* **Set task**: Leave the pictures out and transcribe every record exactly.
- - - -
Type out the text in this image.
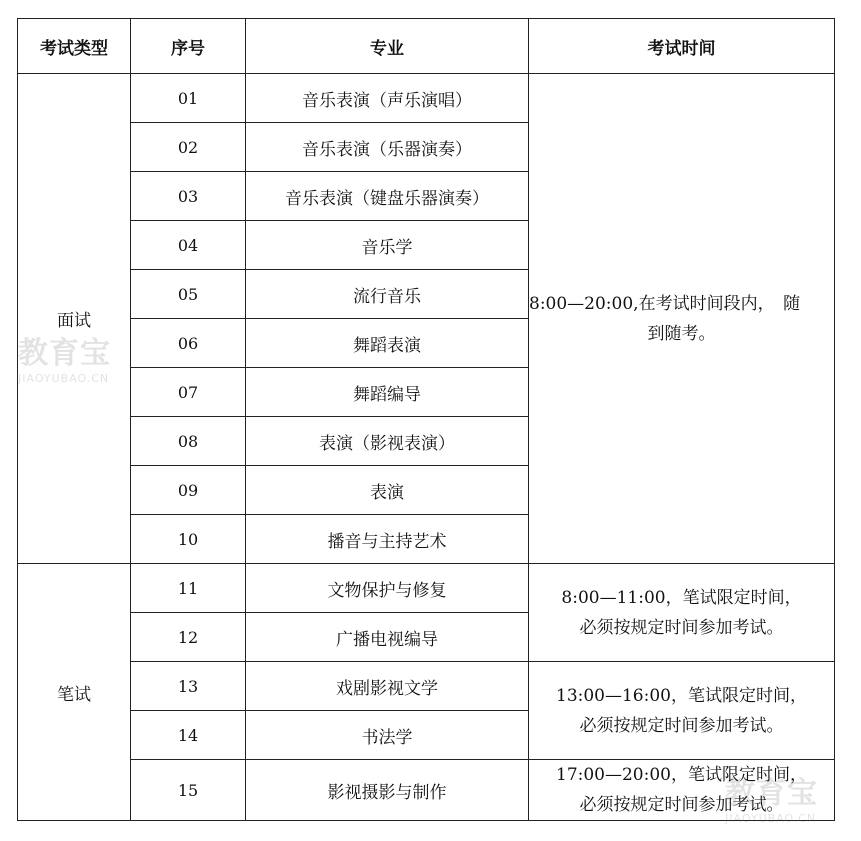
考试类型	序号	专业	考试时间
面试	01	音乐表演（声乐演唱）	8:00—20:00,在考试时间段内，　随
到随考。

	02	音乐表演（乐器演奏）	
	03	音乐表演（键盘乐器演奏）	
	04	音乐学	
	05	流行音乐	
	06	舞蹈表演	
	07	舞蹈编导	
	08	表演（影视表演）	
	09	表演	
	10	播音与主持艺术	
笔试	11	文物保护与修复	8:00—11:00，笔试限定时间，
必须按规定时间参加考试。

	12	广播电视编导	
	13	戏剧影视文学	13:00—16:00，笔试限定时间，
必须按规定时间参加考试。

	14	书法学	
	15	影视摄影与制作	17:00—20:00，笔试限定时间，
必须按规定时间参加考试。
教育宝
JIAOYUBAO.CN
教育宝
JIAOYUBAO.CN
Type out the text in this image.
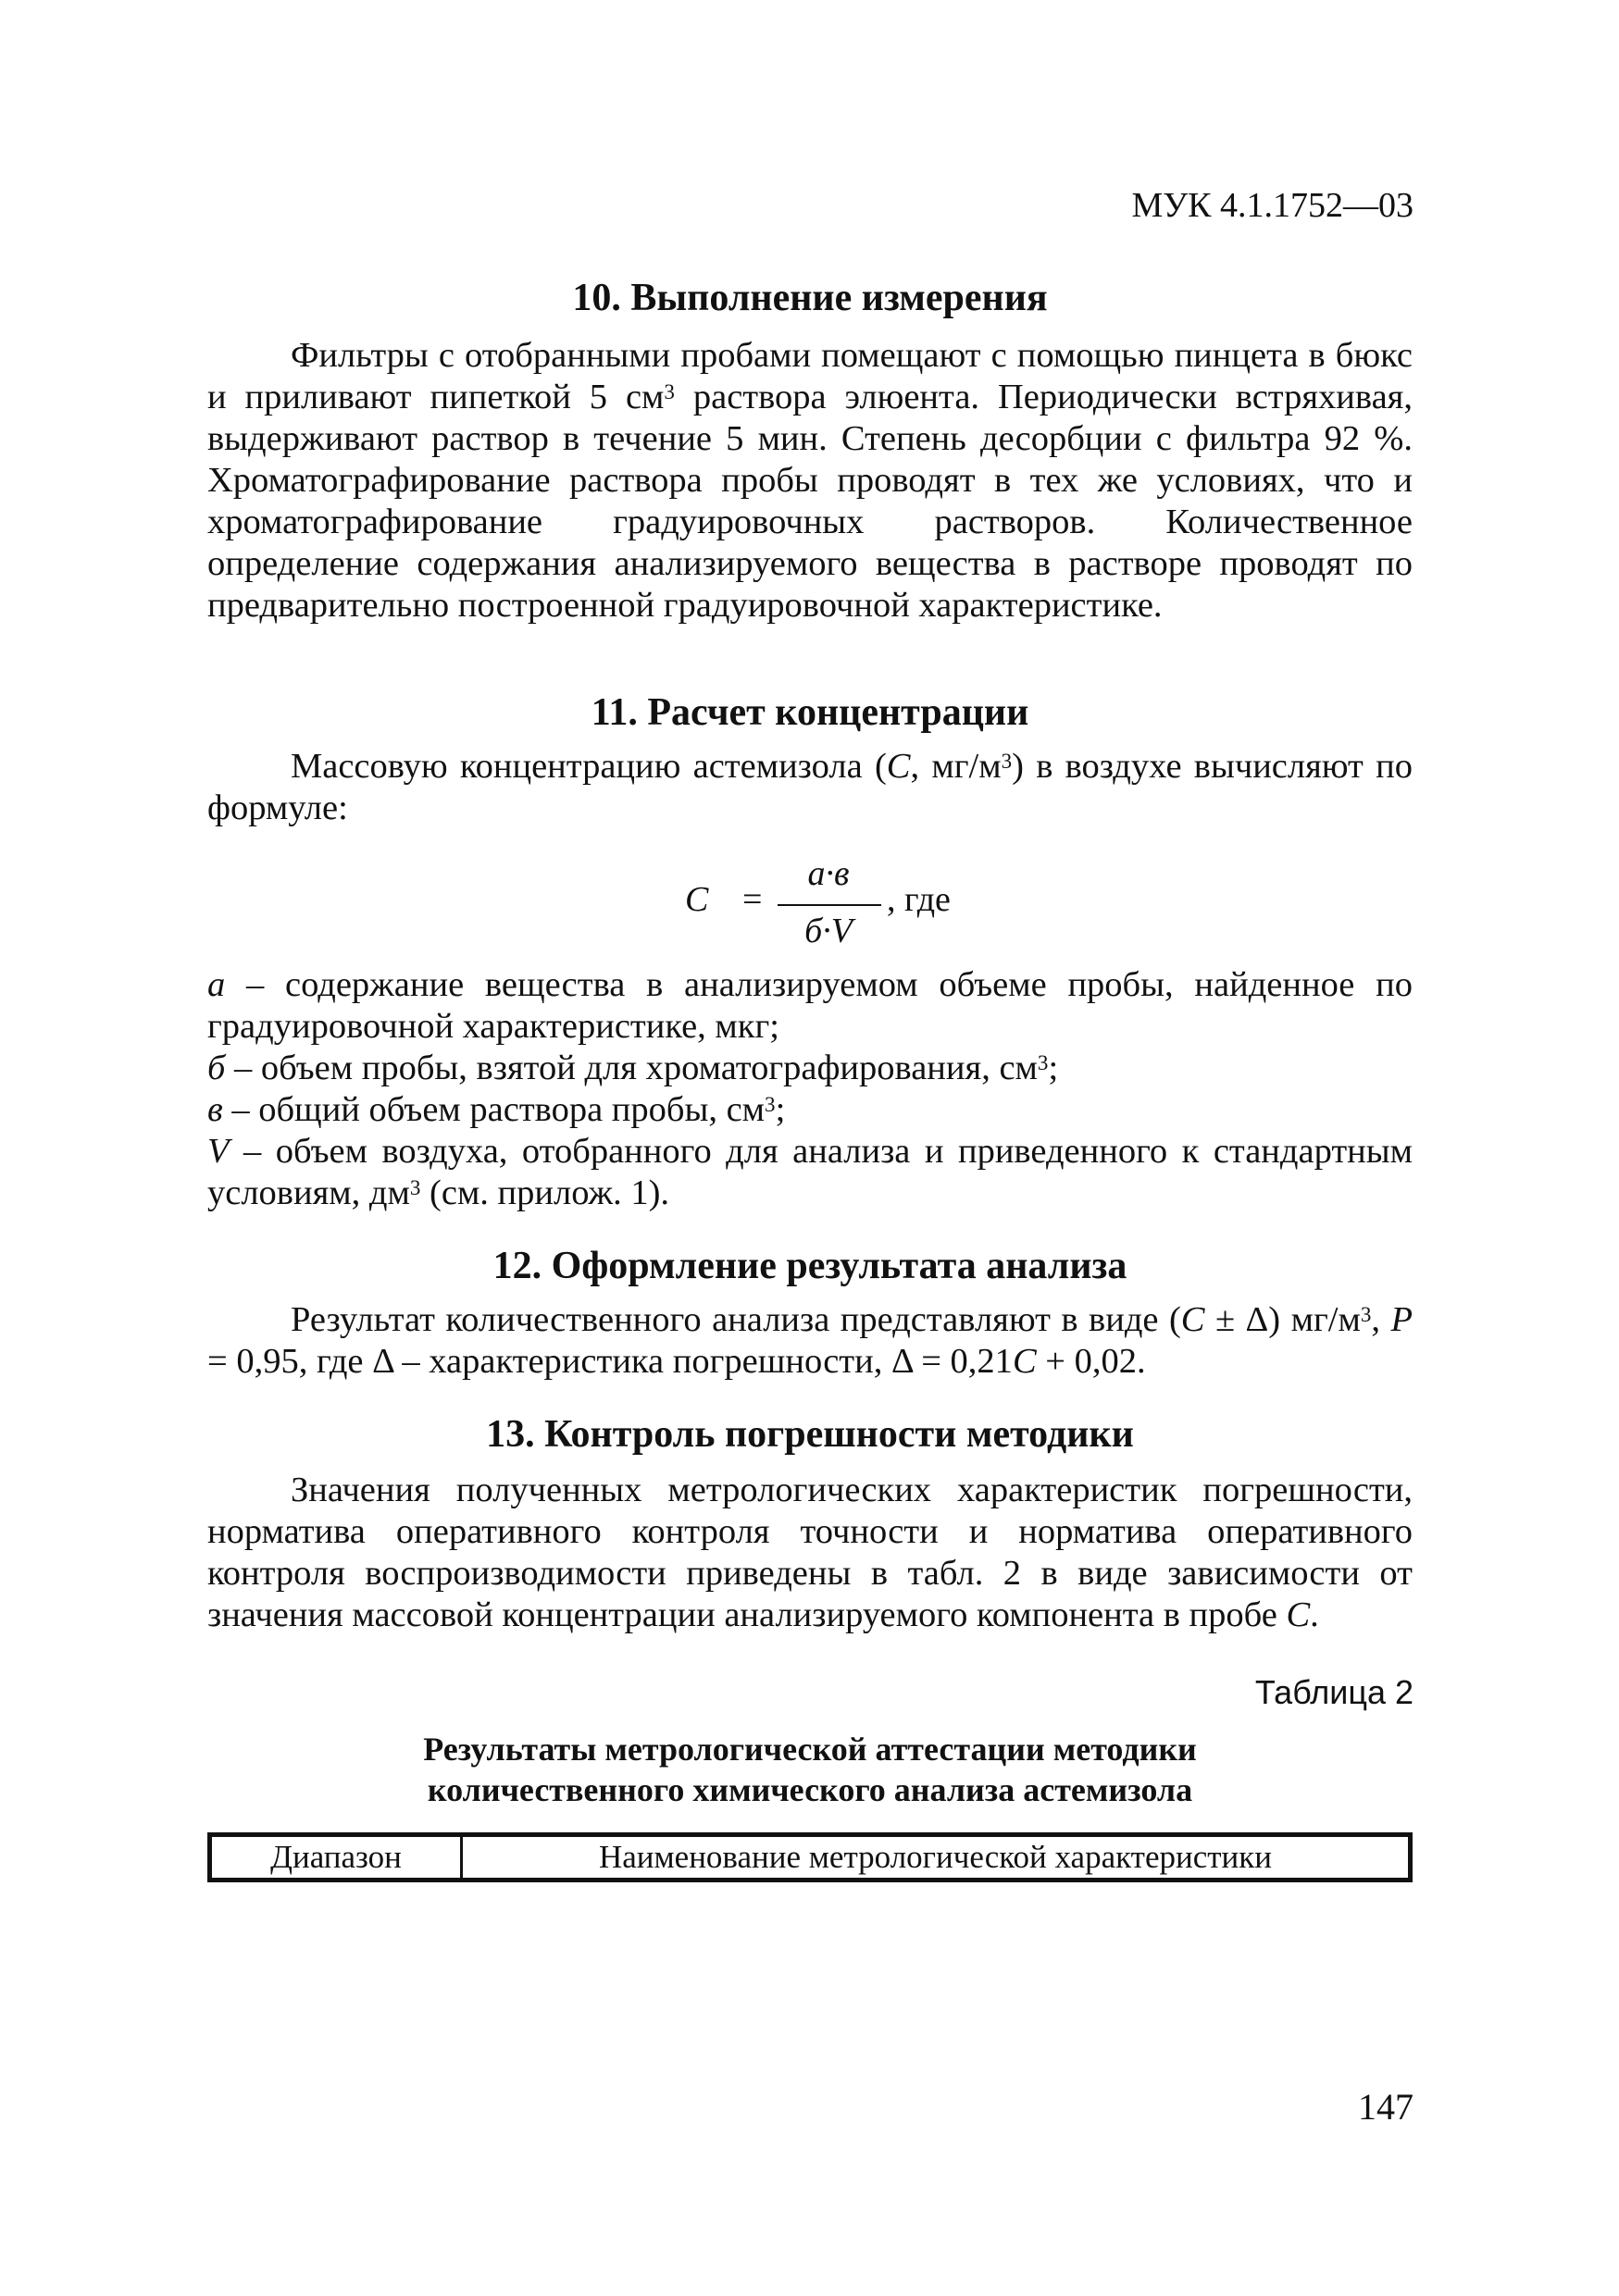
МУК 4.1.1752—03
10. Выполнение измерения
Фильтры с отобранными пробами помещают с помощью пинцета в бюкс и приливают пипеткой 5 $см^3$ раствора элюента. Периодически встряхивая, выдерживают раствор в течение 5 мин. Степень десорбции с фильтра 92 %. Хроматографирование раствора пробы проводят в тех же условиях, что и хроматографирование градуировочных растворов. Количественное определение содержания анализируемого вещества в растворе проводят по предварительно построенной градуировочной характеристике.
11. Расчет концентрации
Массовую концентрацию астемизола (С, $мг/м^3$) в воздухе вычисляют по формуле:
С =
а·в
б·V
, где
а – содержание вещества в анализируемом объеме пробы, найденное по градуировочной характеристике, мкг;
б – объем пробы, взятой для хроматографирования, $см^3$;
в – общий объем раствора пробы, $см^3$;
V – объем воздуха, отобранного для анализа и приведенного к стандартным условиям, $дм^3$ (см. прилож. 1).
12. Оформление результата анализа
Результат количественного анализа представляют в виде (С ± Δ) $мг/м^3$, Р = 0,95, где Δ – характеристика погрешности, Δ = 0,21С + 0,02.
13. Контроль погрешности методики
Значения полученных метрологических характеристик погрешности, норматива оперативного контроля точности и норматива оперативного контроля воспроизводимости приведены в табл. 2 в виде зависимости от значения массовой концентрации анализируемого компонента в пробе С.
Таблица 2
Результаты метрологической аттестации методики
количественного химического анализа астемизола
Диапазон	Наименование метрологической характеристики
147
- - - -
* **The output**:
Type out the text in this image.
考试类型	序号	专业	考试时间
面试	01	音乐表演（声乐演唱）	8:00—20:00,在考试时间段内，　随
到随考。

	02	音乐表演（乐器演奏）	
	03	音乐表演（键盘乐器演奏）	
	04	音乐学	
	05	流行音乐	
	06	舞蹈表演	
	07	舞蹈编导	
	08	表演（影视表演）	
	09	表演	
	10	播音与主持艺术	
笔试	11	文物保护与修复	8:00—11:00，笔试限定时间，
必须按规定时间参加考试。

	12	广播电视编导	
	13	戏剧影视文学	13:00—16:00，笔试限定时间，
必须按规定时间参加考试。

	14	书法学	
	15	影视摄影与制作	17:00—20:00，笔试限定时间，
必须按规定时间参加考试。
教育宝
JIAOYUBAO.CN
教育宝
JIAOYUBAO.CN
Type out the text in this image.
МУК 4.1.1752—03
10. Выполнение измерения
Фильтры с отобранными пробами помещают с помощью пинцета в бюкс и приливают пипеткой 5 $см^3$ раствора элюента. Периодически встряхивая, выдерживают раствор в течение 5 мин. Степень десорбции с фильтра 92 %. Хроматографирование раствора пробы проводят в тех же условиях, что и хроматографирование градуировочных растворов. Количественное определение содержания анализируемого вещества в растворе проводят по предварительно построенной градуировочной характеристике.
11. Расчет концентрации
Массовую концентрацию астемизола (С, $мг/м^3$) в воздухе вычисляют по формуле:
С =
а·в
б·V
, где
а – содержание вещества в анализируемом объеме пробы, найденное по градуировочной характеристике, мкг;
б – объем пробы, взятой для хроматографирования, $см^3$;
в – общий объем раствора пробы, $см^3$;
V – объем воздуха, отобранного для анализа и приведенного к стандартным условиям, $дм^3$ (см. прилож. 1).
12. Оформление результата анализа
Результат количественного анализа представляют в виде (С ± Δ) $мг/м^3$, Р = 0,95, где Δ – характеристика погрешности, Δ = 0,21С + 0,02.
13. Контроль погрешности методики
Значения полученных метрологических характеристик погрешности, норматива оперативного контроля точности и норматива оперативного контроля воспроизводимости приведены в табл. 2 в виде зависимости от значения массовой концентрации анализируемого компонента в пробе С.
Таблица 2
Результаты метрологической аттестации методики
количественного химического анализа астемизола
Диапазон	Наименование метрологической характеристики
147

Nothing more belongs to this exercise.